Provided information ::
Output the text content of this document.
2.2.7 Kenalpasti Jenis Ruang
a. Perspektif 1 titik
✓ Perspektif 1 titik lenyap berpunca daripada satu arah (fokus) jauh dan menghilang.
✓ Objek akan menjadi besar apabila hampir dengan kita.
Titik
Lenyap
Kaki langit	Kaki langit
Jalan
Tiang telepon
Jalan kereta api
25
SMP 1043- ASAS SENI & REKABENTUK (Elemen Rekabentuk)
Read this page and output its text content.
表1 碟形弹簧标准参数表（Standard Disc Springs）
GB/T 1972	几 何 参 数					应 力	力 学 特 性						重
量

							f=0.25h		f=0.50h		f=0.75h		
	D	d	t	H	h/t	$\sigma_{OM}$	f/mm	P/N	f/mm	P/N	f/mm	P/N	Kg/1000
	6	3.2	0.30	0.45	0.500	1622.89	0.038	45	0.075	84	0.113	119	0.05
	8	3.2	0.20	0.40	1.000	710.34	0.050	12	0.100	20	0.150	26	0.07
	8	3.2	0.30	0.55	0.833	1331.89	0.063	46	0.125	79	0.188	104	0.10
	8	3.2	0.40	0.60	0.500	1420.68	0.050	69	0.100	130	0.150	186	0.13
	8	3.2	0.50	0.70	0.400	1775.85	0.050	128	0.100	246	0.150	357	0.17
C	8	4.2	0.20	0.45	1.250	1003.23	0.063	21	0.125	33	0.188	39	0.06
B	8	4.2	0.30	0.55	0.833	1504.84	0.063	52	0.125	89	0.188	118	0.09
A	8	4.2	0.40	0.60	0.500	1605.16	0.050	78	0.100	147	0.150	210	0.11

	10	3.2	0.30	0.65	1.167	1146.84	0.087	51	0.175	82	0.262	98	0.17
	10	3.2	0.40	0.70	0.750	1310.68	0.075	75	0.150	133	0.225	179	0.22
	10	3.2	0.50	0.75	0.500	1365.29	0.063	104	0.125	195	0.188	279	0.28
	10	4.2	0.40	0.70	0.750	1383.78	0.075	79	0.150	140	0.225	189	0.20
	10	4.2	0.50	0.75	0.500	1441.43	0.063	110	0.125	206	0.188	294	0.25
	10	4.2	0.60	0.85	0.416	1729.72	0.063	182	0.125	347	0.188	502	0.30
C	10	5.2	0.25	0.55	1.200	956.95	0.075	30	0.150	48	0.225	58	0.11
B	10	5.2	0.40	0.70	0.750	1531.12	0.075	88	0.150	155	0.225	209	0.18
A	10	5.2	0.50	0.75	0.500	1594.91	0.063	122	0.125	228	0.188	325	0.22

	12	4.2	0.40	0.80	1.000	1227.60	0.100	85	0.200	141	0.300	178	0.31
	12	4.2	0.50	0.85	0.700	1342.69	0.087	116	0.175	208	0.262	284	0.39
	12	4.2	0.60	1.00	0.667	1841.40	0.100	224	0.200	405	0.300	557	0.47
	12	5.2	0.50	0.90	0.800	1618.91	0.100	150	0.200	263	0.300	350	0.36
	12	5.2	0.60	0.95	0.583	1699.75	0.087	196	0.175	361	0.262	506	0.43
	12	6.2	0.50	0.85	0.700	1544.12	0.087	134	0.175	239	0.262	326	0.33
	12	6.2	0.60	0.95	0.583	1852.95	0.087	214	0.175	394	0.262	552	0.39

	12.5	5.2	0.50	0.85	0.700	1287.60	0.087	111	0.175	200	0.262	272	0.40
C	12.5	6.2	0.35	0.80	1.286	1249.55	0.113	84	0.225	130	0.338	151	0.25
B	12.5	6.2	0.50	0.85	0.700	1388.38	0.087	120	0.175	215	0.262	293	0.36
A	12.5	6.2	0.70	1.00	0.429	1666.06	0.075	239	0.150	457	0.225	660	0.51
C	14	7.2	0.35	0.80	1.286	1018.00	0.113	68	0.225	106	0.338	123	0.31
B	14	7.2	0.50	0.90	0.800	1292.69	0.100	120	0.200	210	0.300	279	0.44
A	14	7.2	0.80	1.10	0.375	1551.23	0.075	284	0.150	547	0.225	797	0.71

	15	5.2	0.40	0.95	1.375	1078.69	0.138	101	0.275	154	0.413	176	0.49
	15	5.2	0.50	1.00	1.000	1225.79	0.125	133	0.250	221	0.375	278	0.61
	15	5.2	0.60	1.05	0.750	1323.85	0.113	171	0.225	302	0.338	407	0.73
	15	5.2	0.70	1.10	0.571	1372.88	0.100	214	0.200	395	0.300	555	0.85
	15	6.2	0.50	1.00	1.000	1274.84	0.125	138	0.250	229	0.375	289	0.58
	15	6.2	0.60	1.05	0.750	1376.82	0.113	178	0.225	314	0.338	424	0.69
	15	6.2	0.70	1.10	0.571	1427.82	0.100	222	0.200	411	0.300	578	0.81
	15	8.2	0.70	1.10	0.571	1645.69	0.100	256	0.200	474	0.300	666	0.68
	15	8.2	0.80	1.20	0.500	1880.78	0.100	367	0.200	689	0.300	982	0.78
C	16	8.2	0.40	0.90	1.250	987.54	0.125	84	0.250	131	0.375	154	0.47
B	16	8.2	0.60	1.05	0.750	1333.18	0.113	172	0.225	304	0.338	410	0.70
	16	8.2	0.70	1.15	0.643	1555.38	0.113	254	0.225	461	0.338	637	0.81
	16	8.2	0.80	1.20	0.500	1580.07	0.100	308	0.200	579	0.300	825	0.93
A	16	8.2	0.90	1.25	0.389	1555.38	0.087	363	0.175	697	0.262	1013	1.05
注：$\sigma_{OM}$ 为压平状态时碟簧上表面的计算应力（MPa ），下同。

Problem statement :: Pick out every line above that holds the word "this" and copy it.

Expected answer ::
Output the text content of this document.
Read this page and output its text content.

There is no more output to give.